**Условия заданий**
(1) Перепишите без изменений часть фрагмента о Джойсе и Мэнгане, начиная со слов «Если вслушаться, Джойс» и заканчивая словами «письме к дочери.».
(2) Ответьте по фрагменту о Джойсе и Мэнгане на следующие вопросы:
(a) Чей стиль, согласно тексту, еще не покинул английскую критику?
(b) У кого Джойс заимствовал выражение «великая память»?
(c) Через сколько лет Джойс приведет сбереженную насмешку в письме к дочери?

Описывая достоинства Мэнгана, Джойс пользуется и сам чуть ли не поэтической речью. Стиль Уолтера Пейтера[23], отрывки из текстов которого включались в антологии современной поэзии, еще не покинул английскую критику. Джойс попадает в затруднительное положение не столько из-за витиеватости изложения, сколько из-за того, что пропагандирует теорию нового искусства для Ирландии на примере художника, чья ирландская литературная карьера была крайне неудачной, да еще писавшего на английском. Но Джойс категорически отворачивается от алкоголизма, опийной наркомании и асоциальности Мэнгана, не считая эти обстоятельства достойными упоминания (Гёте, один из любимых авторов Мэнгана, писал: «Я прощу актеру любые человеческие пороки, и не прощу человеку ни единого актерского…»). Более того, он утверждал, что бедность, саморазрушение и временное забвение — это самая достойная судьба для художника. Хотя ожидание «благословенного духа радости» не всегда может их облегчить.
Литература, порожденная смешением «мощного романтического воображения» с классической силой и строгостью, — вот что должно явиться миру. Джойс не очень внятно, хотя и звучно, конструирует свою точку зрения:
«Как часто людской страх и злоба, мерзкие чудовища, порожденные роскошью, соединяются, чтобы сделать жизнь низменной и мрачной и вопить об ужасе надвигающейся гибели, в то время как человек малой отваги хватает ключи от ада и смерти и швыряет их далеко в бездну, возглашая хвалу жизни, которую освящает неизменное чувство правды, и хвалу смерти, самой прекрасной форме жизни. В этих широких путях, которые объемлют нас, в этой великой памяти, которая огромнее и щедрее нашей, ни один момент экзальтации не утрачен; и все те, что писали из благородства, писали не напрасно, пусть в отчаянии и измождении, не слыша серебристого смеха мудрости. Неужели такие, как они, не будут участвовать, в благодарность за их высшую изначальную цель, вспоминаемую с мукой или из-за пророчества, которое они изъяснили, в длящемся утверждении духа?»
Если вслушаться, Джойс говорит куда более оскорбительные вещи, чем в «Драме и жизни». «Великая память» — выражение крайне двусмысленное, ибо речь шла о том, чего не посмеет отрицать ни один христианин; но, заимствованное у Йетса, который, в свою очередь, заимствует его у английского философа-неоплатоника и поэта, а тот у оккультистов, говоривших о некоем четвертом измерении, где обретает облегчение тот самый дух, страдающий в цепях материи. «Смерть, самая прекрасная форма жизни» — еще один парадокс, резанувший уши слушателей, а ему предшествовали «малая отвага» и пути, которыми боги покидают мир. Над всем этим публика вдоволь потом поиздевалась в том самом «Святом Стивене» — «отсутствие есть высшая форма присутствия»; но Джойс эту насмешку сберег и 33 года спустя приведет ее в письме к дочери.

[Записи коллекции]
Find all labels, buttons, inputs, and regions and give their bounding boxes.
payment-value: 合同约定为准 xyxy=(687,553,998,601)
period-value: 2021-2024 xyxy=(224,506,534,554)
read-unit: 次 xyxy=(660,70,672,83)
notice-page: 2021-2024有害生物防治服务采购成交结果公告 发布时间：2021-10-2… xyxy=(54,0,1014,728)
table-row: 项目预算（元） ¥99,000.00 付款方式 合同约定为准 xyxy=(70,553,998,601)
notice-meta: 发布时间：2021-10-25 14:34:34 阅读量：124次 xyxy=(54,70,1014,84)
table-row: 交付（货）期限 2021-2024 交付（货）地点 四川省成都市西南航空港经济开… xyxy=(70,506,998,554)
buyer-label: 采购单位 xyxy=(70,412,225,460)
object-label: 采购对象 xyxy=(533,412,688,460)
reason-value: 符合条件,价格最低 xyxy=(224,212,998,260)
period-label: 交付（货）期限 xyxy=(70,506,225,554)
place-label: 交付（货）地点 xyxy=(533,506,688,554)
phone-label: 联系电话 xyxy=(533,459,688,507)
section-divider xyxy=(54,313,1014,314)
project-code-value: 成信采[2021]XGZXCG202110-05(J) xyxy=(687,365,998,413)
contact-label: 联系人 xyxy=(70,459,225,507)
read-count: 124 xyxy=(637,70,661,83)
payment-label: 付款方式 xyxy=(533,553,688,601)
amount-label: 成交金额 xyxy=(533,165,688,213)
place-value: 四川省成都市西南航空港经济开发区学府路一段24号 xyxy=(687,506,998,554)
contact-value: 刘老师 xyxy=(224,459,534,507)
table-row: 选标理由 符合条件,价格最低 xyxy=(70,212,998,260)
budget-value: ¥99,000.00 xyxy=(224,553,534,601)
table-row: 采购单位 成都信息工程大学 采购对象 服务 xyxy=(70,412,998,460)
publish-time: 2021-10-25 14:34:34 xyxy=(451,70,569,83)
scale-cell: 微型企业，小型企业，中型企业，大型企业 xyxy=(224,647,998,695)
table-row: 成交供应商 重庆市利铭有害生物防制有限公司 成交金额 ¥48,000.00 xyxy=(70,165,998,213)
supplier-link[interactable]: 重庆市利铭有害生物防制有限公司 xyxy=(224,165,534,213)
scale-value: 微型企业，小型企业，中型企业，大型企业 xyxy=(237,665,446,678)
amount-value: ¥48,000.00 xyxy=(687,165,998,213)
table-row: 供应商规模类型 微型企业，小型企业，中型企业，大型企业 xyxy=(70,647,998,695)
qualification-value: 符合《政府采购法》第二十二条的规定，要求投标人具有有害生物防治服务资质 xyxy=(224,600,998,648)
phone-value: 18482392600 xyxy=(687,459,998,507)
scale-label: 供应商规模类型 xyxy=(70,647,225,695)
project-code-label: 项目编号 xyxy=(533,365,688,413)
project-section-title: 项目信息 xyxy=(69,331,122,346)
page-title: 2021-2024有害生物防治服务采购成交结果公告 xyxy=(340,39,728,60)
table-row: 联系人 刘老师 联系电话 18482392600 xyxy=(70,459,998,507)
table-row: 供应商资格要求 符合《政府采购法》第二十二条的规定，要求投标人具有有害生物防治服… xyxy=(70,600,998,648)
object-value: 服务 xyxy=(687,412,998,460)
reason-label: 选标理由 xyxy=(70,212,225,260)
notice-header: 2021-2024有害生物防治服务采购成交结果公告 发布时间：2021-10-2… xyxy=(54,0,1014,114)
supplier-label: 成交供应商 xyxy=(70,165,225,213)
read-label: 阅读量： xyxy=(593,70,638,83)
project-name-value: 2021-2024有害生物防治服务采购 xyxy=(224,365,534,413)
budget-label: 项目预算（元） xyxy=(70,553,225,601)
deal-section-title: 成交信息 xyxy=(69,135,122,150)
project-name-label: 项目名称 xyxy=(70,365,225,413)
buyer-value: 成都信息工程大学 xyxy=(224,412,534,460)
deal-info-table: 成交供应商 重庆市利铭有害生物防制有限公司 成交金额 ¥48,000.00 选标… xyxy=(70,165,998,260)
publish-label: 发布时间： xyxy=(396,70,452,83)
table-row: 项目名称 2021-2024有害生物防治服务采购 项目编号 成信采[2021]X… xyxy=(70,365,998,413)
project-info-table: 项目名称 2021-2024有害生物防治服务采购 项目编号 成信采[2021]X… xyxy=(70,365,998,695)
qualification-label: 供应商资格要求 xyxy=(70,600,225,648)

**Ответы по пунктам**
(1)
Если вслушаться, Джойс говорит куда более оскорбительные вещи, чем в «Драме и жизни». «Великая память» — выражение крайне двусмысленное, ибо речь шла о том, чего не посмеет отрицать ни один христианин; но, заимствованное у Йетса, который, в свою очередь, заимствует его у английского философа-неоплатоника и поэта, а тот у оккультистов, говоривших о некоем четвертом измерении, где обретает облегчение тот самый дух, страдающий в цепях материи. «Смерть, самая прекрасная форма жизни» — еще один парадокс, резанувший уши слушателей, а ему предшествовали «малая отвага» и пути, которыми боги покидают мир. Над всем этим публика вдоволь потом поиздевалась в том самом «Святом Стивене» — «отсутствие есть высшая форма присутствия»; но Джойс эту насмешку сберег и 33 года спустя приведет ее в письме к дочери.

(2)
(a) Стиль Уолтера Пейтера.
(b) У Йетса.
(c) Через 33 года.